__INSTRUCTION__:
Write out the data again exactly, skipping every picture.

__Extracted records__:
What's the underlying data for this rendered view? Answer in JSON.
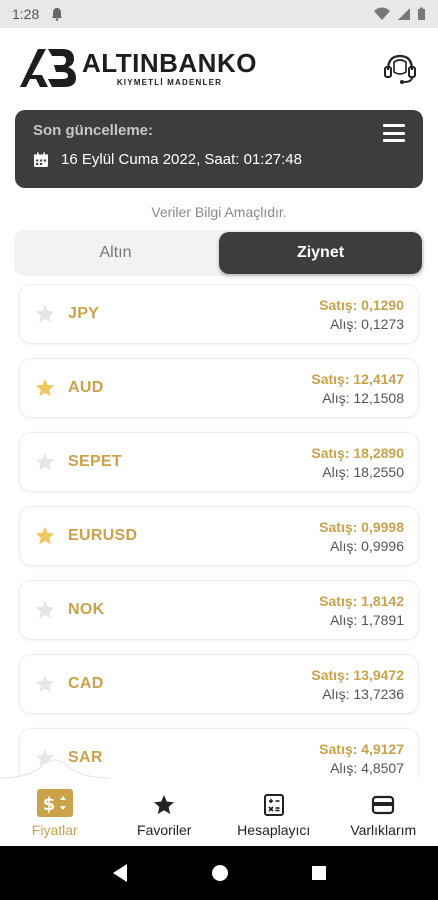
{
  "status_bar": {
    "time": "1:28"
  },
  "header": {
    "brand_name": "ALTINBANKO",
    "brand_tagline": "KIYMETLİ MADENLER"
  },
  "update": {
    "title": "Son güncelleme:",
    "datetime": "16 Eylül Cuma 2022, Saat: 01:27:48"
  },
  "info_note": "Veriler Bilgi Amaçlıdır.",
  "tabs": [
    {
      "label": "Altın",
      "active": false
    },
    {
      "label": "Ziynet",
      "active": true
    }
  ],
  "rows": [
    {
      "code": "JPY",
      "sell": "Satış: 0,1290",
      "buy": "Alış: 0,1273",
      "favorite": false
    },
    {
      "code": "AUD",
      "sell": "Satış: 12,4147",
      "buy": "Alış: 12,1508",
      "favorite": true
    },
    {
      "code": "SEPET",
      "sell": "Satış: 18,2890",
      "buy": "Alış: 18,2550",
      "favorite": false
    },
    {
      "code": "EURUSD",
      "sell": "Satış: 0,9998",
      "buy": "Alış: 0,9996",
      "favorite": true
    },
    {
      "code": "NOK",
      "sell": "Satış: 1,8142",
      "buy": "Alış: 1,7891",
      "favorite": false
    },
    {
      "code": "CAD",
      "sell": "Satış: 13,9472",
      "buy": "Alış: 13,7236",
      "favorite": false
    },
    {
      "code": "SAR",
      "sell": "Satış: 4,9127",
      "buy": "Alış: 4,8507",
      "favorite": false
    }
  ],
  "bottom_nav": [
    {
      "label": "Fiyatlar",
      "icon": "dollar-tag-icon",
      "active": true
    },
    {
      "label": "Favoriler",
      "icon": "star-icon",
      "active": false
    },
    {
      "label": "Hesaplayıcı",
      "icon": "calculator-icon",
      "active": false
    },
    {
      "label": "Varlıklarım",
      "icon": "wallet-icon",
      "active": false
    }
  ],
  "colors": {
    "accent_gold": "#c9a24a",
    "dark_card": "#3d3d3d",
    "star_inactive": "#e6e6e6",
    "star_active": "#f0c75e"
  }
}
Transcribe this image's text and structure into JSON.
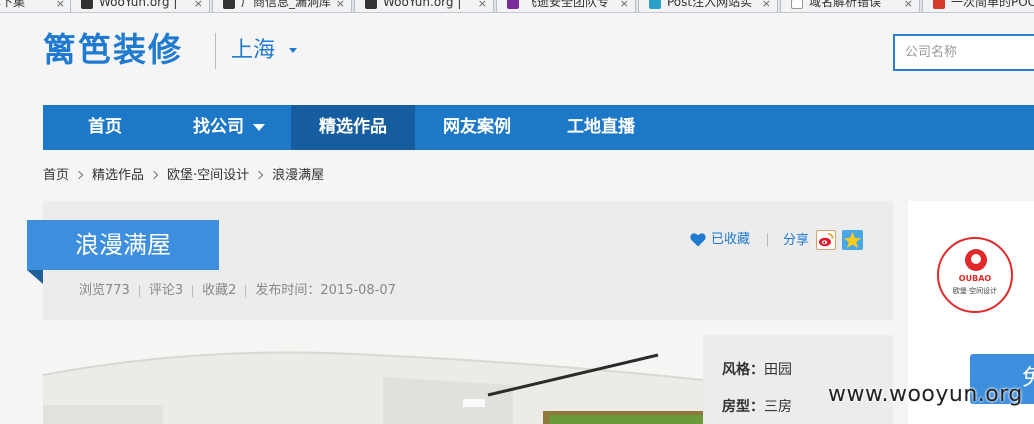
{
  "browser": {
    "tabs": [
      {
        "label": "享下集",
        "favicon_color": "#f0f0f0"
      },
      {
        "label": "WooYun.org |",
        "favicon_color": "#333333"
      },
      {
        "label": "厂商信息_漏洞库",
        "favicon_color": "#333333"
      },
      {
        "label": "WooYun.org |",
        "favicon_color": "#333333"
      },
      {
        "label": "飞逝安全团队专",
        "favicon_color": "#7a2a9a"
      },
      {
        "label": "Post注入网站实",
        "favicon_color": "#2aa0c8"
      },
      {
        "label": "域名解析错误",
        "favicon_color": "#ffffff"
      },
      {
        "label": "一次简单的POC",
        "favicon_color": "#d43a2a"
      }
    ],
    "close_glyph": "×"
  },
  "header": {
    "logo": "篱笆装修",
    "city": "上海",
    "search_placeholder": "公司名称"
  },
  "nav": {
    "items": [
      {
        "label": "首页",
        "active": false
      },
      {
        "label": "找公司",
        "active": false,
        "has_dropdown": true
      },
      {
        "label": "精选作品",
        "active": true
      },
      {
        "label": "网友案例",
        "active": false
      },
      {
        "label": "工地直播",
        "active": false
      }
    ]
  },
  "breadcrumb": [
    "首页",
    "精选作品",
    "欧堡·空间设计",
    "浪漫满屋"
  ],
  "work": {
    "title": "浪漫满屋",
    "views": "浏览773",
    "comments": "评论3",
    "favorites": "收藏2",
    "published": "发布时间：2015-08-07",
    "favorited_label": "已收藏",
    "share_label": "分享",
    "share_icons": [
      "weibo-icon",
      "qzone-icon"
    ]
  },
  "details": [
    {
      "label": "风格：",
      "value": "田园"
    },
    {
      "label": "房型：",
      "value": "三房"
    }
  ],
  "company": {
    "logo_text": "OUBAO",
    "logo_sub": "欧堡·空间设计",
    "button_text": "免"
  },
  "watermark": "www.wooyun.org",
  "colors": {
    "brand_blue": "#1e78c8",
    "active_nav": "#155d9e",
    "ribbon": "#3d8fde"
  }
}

__SOLVED EXERCISE__:
What's the underlying data for this rendered view? Answer in JSON.
{
  "status_bar": {
    "time": "1:28"
  },
  "header": {
    "brand_name": "ALTINBANKO",
    "brand_tagline": "KIYMETLİ MADENLER"
  },
  "update": {
    "title": "Son güncelleme:",
    "datetime": "16 Eylül Cuma 2022, Saat: 01:27:48"
  },
  "info_note": "Veriler Bilgi Amaçlıdır.",
  "tabs": [
    {
      "label": "Altın",
      "active": false
    },
    {
      "label": "Ziynet",
      "active": true
    }
  ],
  "rows": [
    {
      "code": "JPY",
      "sell": "Satış: 0,1290",
      "buy": "Alış: 0,1273",
      "favorite": false
    },
    {
      "code": "AUD",
      "sell": "Satış: 12,4147",
      "buy": "Alış: 12,1508",
      "favorite": true
    },
    {
      "code": "SEPET",
      "sell": "Satış: 18,2890",
      "buy": "Alış: 18,2550",
      "favorite": false
    },
    {
      "code": "EURUSD",
      "sell": "Satış: 0,9998",
      "buy": "Alış: 0,9996",
      "favorite": true
    },
    {
      "code": "NOK",
      "sell": "Satış: 1,8142",
      "buy": "Alış: 1,7891",
      "favorite": false
    },
    {
      "code": "CAD",
      "sell": "Satış: 13,9472",
      "buy": "Alış: 13,7236",
      "favorite": false
    },
    {
      "code": "SAR",
      "sell": "Satış: 4,9127",
      "buy": "Alış: 4,8507",
      "favorite": false
    }
  ],
  "bottom_nav": [
    {
      "label": "Fiyatlar",
      "icon": "dollar-tag-icon",
      "active": true
    },
    {
      "label": "Favoriler",
      "icon": "star-icon",
      "active": false
    },
    {
      "label": "Hesaplayıcı",
      "icon": "calculator-icon",
      "active": false
    },
    {
      "label": "Varlıklarım",
      "icon": "wallet-icon",
      "active": false
    }
  ],
  "colors": {
    "accent_gold": "#c9a24a",
    "dark_card": "#3d3d3d",
    "star_inactive": "#e6e6e6",
    "star_active": "#f0c75e"
  }
}
Transcribe this image's text and structure into JSON.
{
  "browser": {
    "tabs": [
      {
        "label": "享下集",
        "favicon_color": "#f0f0f0"
      },
      {
        "label": "WooYun.org |",
        "favicon_color": "#333333"
      },
      {
        "label": "厂商信息_漏洞库",
        "favicon_color": "#333333"
      },
      {
        "label": "WooYun.org |",
        "favicon_color": "#333333"
      },
      {
        "label": "飞逝安全团队专",
        "favicon_color": "#7a2a9a"
      },
      {
        "label": "Post注入网站实",
        "favicon_color": "#2aa0c8"
      },
      {
        "label": "域名解析错误",
        "favicon_color": "#ffffff"
      },
      {
        "label": "一次简单的POC",
        "favicon_color": "#d43a2a"
      }
    ],
    "close_glyph": "×"
  },
  "header": {
    "logo": "篱笆装修",
    "city": "上海",
    "search_placeholder": "公司名称"
  },
  "nav": {
    "items": [
      {
        "label": "首页",
        "active": false
      },
      {
        "label": "找公司",
        "active": false,
        "has_dropdown": true
      },
      {
        "label": "精选作品",
        "active": true
      },
      {
        "label": "网友案例",
        "active": false
      },
      {
        "label": "工地直播",
        "active": false
      }
    ]
  },
  "breadcrumb": [
    "首页",
    "精选作品",
    "欧堡·空间设计",
    "浪漫满屋"
  ],
  "work": {
    "title": "浪漫满屋",
    "views": "浏览773",
    "comments": "评论3",
    "favorites": "收藏2",
    "published": "发布时间：2015-08-07",
    "favorited_label": "已收藏",
    "share_label": "分享",
    "share_icons": [
      "weibo-icon",
      "qzone-icon"
    ]
  },
  "details": [
    {
      "label": "风格：",
      "value": "田园"
    },
    {
      "label": "房型：",
      "value": "三房"
    }
  ],
  "company": {
    "logo_text": "OUBAO",
    "logo_sub": "欧堡·空间设计",
    "button_text": "免"
  },
  "watermark": "www.wooyun.org",
  "colors": {
    "brand_blue": "#1e78c8",
    "active_nav": "#155d9e",
    "ribbon": "#3d8fde"
  }
}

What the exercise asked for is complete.